**** Data
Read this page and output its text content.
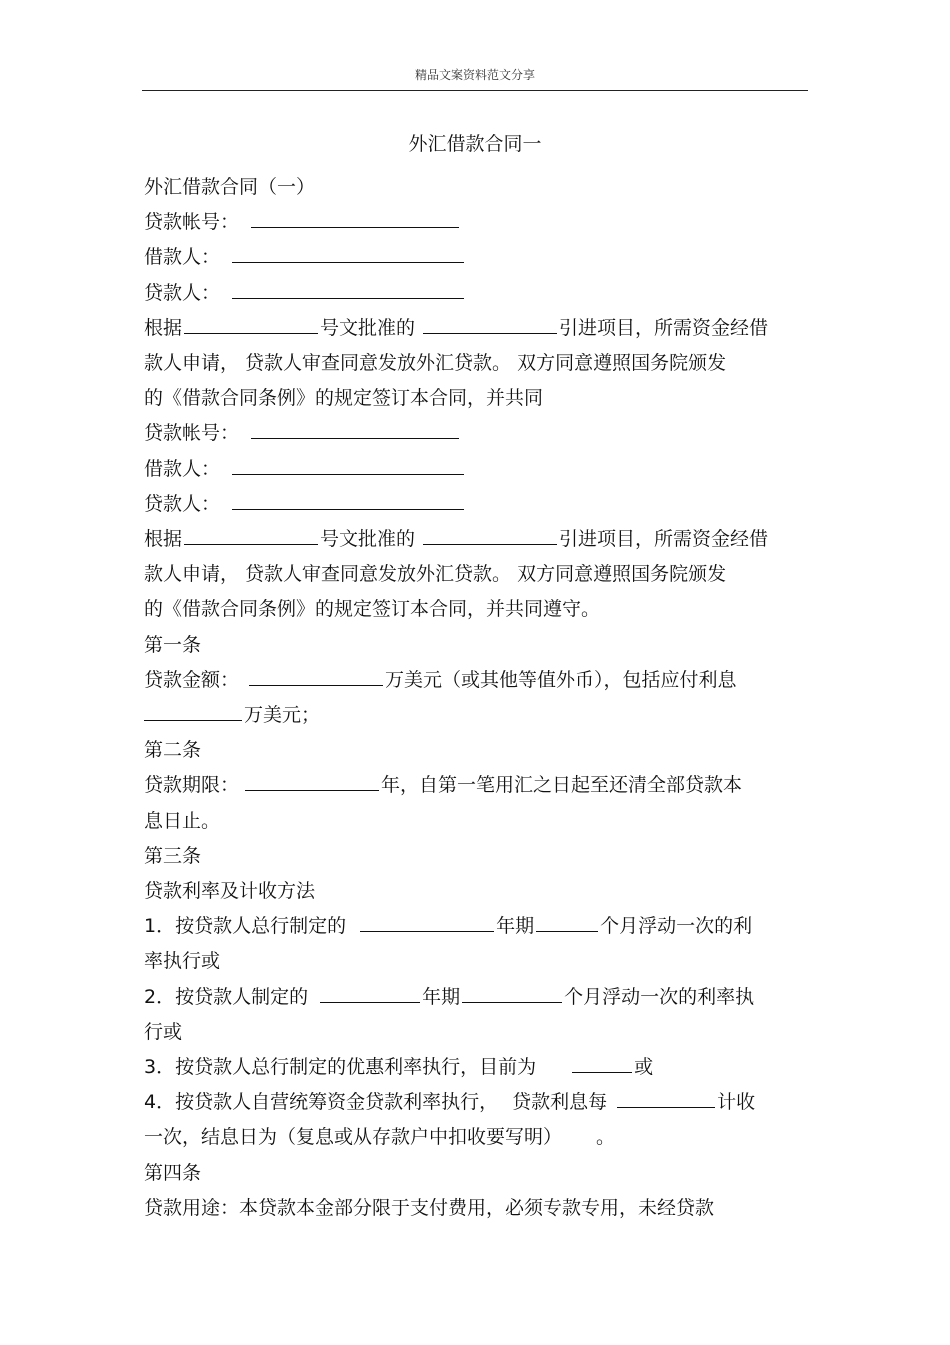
精品文案资料范文分享
外汇借款合同一
外汇借款合同（一）
贷款帐号：
借款人：
贷款人：
根据	号文批准的	引进项目，所需资金经借
款人申请， 贷款人审查同意发放外汇贷款。 双方同意遵照国务院颁发
的《借款合同条例》的规定签订本合同，并共同
贷款帐号：
借款人：
贷款人：
根据	号文批准的	引进项目，所需资金经借
款人申请， 贷款人审查同意发放外汇贷款。 双方同意遵照国务院颁发
的《借款合同条例》的规定签订本合同，并共同遵守。
第一条
贷款金额：	万美元（或其他等值外币），包括应付利息
万美元；
第二条
贷款期限：	年，自第一笔用汇之日起至还清全部贷款本
息日止。
第三条
贷款利率及计收方法
1．按贷款人总行制定的	年期	个月浮动一次的利
率执行或
2．按贷款人制定的	年期	个月浮动一次的利率执
行或
3．按贷款人总行制定的优惠利率执行，目前为	或
4．按贷款人自营统筹资金贷款利率执行， 贷款利息每	计收
一次，结息日为（复息或从存款户中扣收要写明） 。
第四条
贷款用途：本贷款本金部分限于支付费用，必须专款专用，未经贷款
********
Goal:
Return all of the entries exactly as written, but drop any pictures they hold.

The answer:
Read this page and output its text content.
精品文案资料范文分享
外汇借款合同一
外汇借款合同（一）
贷款帐号：
借款人：
贷款人：
根据	号文批准的	引进项目，所需资金经借
款人申请， 贷款人审查同意发放外汇贷款。 双方同意遵照国务院颁发
的《借款合同条例》的规定签订本合同，并共同
贷款帐号：
借款人：
贷款人：
根据	号文批准的	引进项目，所需资金经借
款人申请， 贷款人审查同意发放外汇贷款。 双方同意遵照国务院颁发
的《借款合同条例》的规定签订本合同，并共同遵守。
第一条
贷款金额：	万美元（或其他等值外币），包括应付利息
万美元；
第二条
贷款期限：	年，自第一笔用汇之日起至还清全部贷款本
息日止。
第三条
贷款利率及计收方法
1．按贷款人总行制定的	年期	个月浮动一次的利
率执行或
2．按贷款人制定的	年期	个月浮动一次的利率执
行或
3．按贷款人总行制定的优惠利率执行，目前为	或
4．按贷款人自营统筹资金贷款利率执行， 贷款利息每	计收
一次，结息日为（复息或从存款户中扣收要写明） 。
第四条
贷款用途：本贷款本金部分限于支付费用，必须专款专用，未经贷款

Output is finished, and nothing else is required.